-------- Recorded data

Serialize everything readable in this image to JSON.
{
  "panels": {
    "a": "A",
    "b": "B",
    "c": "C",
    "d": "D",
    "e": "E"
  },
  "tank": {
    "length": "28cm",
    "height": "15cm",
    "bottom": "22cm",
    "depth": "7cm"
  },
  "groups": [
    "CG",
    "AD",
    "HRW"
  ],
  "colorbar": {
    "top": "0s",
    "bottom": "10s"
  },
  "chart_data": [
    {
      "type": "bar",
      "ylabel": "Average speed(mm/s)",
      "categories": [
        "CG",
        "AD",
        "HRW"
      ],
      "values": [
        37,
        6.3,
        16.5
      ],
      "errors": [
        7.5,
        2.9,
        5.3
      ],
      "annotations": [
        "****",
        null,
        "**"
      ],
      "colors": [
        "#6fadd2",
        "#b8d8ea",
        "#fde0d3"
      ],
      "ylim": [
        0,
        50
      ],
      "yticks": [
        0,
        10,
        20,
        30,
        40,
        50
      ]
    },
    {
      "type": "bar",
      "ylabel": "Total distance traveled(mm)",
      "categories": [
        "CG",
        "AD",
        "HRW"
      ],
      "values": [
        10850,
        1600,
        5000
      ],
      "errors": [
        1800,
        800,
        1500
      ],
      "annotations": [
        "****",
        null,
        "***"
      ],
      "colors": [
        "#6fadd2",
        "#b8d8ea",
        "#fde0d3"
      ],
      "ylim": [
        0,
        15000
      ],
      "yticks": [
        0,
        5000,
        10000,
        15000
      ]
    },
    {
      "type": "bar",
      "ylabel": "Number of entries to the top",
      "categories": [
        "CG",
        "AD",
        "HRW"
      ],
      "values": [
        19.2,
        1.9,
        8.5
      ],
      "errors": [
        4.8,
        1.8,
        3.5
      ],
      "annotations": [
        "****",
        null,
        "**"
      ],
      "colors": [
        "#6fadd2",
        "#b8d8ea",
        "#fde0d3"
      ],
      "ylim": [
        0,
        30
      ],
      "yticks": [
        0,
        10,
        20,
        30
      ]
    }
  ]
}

----------------

Task to complete:
Find the word "ylabel" in the data and show each line that holds it.

Reply to the task:
      "ylabel": "Average speed(mm/s)",
      "ylabel": "Total distance traveled(mm)",
      "ylabel": "Number of entries to the top",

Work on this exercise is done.